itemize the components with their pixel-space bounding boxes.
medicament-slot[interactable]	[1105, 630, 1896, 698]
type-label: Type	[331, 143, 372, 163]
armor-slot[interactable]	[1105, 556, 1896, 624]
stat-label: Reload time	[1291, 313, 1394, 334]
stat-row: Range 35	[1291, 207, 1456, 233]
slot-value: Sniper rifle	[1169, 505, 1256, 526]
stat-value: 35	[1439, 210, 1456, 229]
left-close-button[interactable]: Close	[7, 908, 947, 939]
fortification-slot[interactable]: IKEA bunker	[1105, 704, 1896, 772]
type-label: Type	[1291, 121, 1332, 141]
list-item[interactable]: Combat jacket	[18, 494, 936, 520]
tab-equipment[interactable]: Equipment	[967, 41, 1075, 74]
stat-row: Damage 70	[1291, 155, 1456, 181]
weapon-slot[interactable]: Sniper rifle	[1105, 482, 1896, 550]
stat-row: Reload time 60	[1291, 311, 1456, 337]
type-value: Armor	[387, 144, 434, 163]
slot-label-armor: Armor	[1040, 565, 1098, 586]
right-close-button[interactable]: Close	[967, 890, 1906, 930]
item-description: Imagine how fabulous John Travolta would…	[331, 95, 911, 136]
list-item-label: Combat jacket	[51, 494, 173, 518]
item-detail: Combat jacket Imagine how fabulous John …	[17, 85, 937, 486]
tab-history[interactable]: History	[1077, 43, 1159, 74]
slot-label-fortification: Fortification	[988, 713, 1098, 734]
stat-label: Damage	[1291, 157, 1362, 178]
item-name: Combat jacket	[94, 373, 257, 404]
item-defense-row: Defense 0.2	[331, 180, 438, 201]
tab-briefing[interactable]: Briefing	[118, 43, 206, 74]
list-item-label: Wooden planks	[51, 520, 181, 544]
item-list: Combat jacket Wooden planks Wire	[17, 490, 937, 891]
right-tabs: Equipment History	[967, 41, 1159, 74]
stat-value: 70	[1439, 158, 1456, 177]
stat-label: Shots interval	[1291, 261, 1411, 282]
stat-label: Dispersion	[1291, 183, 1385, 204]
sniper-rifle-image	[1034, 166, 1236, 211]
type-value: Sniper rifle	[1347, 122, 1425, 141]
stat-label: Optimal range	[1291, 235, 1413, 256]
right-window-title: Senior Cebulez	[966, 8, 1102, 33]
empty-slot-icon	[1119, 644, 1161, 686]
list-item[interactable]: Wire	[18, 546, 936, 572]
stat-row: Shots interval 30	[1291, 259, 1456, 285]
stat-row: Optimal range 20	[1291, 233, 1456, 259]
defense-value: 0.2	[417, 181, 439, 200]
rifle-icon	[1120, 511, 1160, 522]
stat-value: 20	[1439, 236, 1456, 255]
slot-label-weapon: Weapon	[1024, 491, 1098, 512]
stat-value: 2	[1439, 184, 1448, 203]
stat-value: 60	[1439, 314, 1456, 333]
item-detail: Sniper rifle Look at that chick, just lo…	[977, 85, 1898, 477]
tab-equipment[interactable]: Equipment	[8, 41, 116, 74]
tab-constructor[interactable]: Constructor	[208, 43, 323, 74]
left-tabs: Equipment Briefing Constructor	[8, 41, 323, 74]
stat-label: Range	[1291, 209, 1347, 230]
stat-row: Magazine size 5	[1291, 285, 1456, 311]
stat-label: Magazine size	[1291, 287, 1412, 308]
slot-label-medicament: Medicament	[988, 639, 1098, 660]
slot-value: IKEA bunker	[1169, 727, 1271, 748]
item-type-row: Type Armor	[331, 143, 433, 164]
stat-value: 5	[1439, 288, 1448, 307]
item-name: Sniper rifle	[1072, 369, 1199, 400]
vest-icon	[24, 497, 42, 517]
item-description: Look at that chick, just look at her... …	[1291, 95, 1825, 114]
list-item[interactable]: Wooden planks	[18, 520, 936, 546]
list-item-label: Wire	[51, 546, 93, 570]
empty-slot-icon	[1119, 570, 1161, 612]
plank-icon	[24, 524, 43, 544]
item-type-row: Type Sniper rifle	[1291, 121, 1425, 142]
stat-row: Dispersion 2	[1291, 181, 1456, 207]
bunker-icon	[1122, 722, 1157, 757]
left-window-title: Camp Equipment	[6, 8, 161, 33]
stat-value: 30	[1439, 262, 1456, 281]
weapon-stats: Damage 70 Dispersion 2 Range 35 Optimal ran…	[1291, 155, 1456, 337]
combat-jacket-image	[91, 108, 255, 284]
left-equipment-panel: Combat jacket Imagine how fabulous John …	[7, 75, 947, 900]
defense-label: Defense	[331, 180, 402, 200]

▸ **SHORT EXERCISE**:
Copy every row above word for word.

▸ **COMPLETE RESPONSE**:
itemize the components with their pixel-space bounding boxes.
medicament-slot[interactable]	[1105, 630, 1896, 698]
type-label: Type	[331, 143, 372, 163]
armor-slot[interactable]	[1105, 556, 1896, 624]
stat-label: Reload time	[1291, 313, 1394, 334]
stat-row: Range 35	[1291, 207, 1456, 233]
slot-value: Sniper rifle	[1169, 505, 1256, 526]
stat-value: 35	[1439, 210, 1456, 229]
left-close-button[interactable]: Close	[7, 908, 947, 939]
fortification-slot[interactable]: IKEA bunker	[1105, 704, 1896, 772]
type-label: Type	[1291, 121, 1332, 141]
list-item[interactable]: Combat jacket	[18, 494, 936, 520]
tab-equipment[interactable]: Equipment	[967, 41, 1075, 74]
stat-row: Damage 70	[1291, 155, 1456, 181]
weapon-slot[interactable]: Sniper rifle	[1105, 482, 1896, 550]
stat-row: Reload time 60	[1291, 311, 1456, 337]
type-value: Armor	[387, 144, 434, 163]
slot-label-armor: Armor	[1040, 565, 1098, 586]
right-close-button[interactable]: Close	[967, 890, 1906, 930]
item-description: Imagine how fabulous John Travolta would…	[331, 95, 911, 136]
list-item-label: Combat jacket	[51, 494, 173, 518]
item-detail: Combat jacket Imagine how fabulous John …	[17, 85, 937, 486]
tab-history[interactable]: History	[1077, 43, 1159, 74]
slot-label-fortification: Fortification	[988, 713, 1098, 734]
stat-label: Damage	[1291, 157, 1362, 178]
item-name: Combat jacket	[94, 373, 257, 404]
item-defense-row: Defense 0.2	[331, 180, 438, 201]
tab-briefing[interactable]: Briefing	[118, 43, 206, 74]
list-item-label: Wooden planks	[51, 520, 181, 544]
item-list: Combat jacket Wooden planks Wire	[17, 490, 937, 891]
right-tabs: Equipment History	[967, 41, 1159, 74]
stat-value: 70	[1439, 158, 1456, 177]
stat-label: Shots interval	[1291, 261, 1411, 282]
stat-label: Dispersion	[1291, 183, 1385, 204]
sniper-rifle-image	[1034, 166, 1236, 211]
type-value: Sniper rifle	[1347, 122, 1425, 141]
stat-label: Optimal range	[1291, 235, 1413, 256]
right-window-title: Senior Cebulez	[966, 8, 1102, 33]
empty-slot-icon	[1119, 644, 1161, 686]
list-item[interactable]: Wire	[18, 546, 936, 572]
stat-row: Shots interval 30	[1291, 259, 1456, 285]
stat-row: Optimal range 20	[1291, 233, 1456, 259]
defense-value: 0.2	[417, 181, 439, 200]
rifle-icon	[1120, 511, 1160, 522]
stat-value: 20	[1439, 236, 1456, 255]
slot-label-weapon: Weapon	[1024, 491, 1098, 512]
stat-value: 2	[1439, 184, 1448, 203]
stat-value: 60	[1439, 314, 1456, 333]
item-detail: Sniper rifle Look at that chick, just lo…	[977, 85, 1898, 477]
tab-equipment[interactable]: Equipment	[8, 41, 116, 74]
tab-constructor[interactable]: Constructor	[208, 43, 323, 74]
left-tabs: Equipment Briefing Constructor	[8, 41, 323, 74]
stat-label: Range	[1291, 209, 1347, 230]
stat-row: Magazine size 5	[1291, 285, 1456, 311]
stat-label: Magazine size	[1291, 287, 1412, 308]
slot-label-medicament: Medicament	[988, 639, 1098, 660]
slot-value: IKEA bunker	[1169, 727, 1271, 748]
item-type-row: Type Armor	[331, 143, 433, 164]
stat-value: 5	[1439, 288, 1448, 307]
item-name: Sniper rifle	[1072, 369, 1199, 400]
vest-icon	[24, 497, 42, 517]
item-description: Look at that chick, just look at her... …	[1291, 95, 1825, 114]
list-item[interactable]: Wooden planks	[18, 520, 936, 546]
list-item-label: Wire	[51, 546, 93, 570]
empty-slot-icon	[1119, 570, 1161, 612]
plank-icon	[24, 524, 43, 544]
item-type-row: Type Sniper rifle	[1291, 121, 1425, 142]
stat-row: Dispersion 2	[1291, 181, 1456, 207]
bunker-icon	[1122, 722, 1157, 757]
left-window-title: Camp Equipment	[6, 8, 161, 33]
stat-value: 30	[1439, 262, 1456, 281]
weapon-stats: Damage 70 Dispersion 2 Range 35 Optimal ran…	[1291, 155, 1456, 337]
combat-jacket-image	[91, 108, 255, 284]
left-equipment-panel: Combat jacket Imagine how fabulous John …	[7, 75, 947, 900]
defense-label: Defense	[331, 180, 402, 200]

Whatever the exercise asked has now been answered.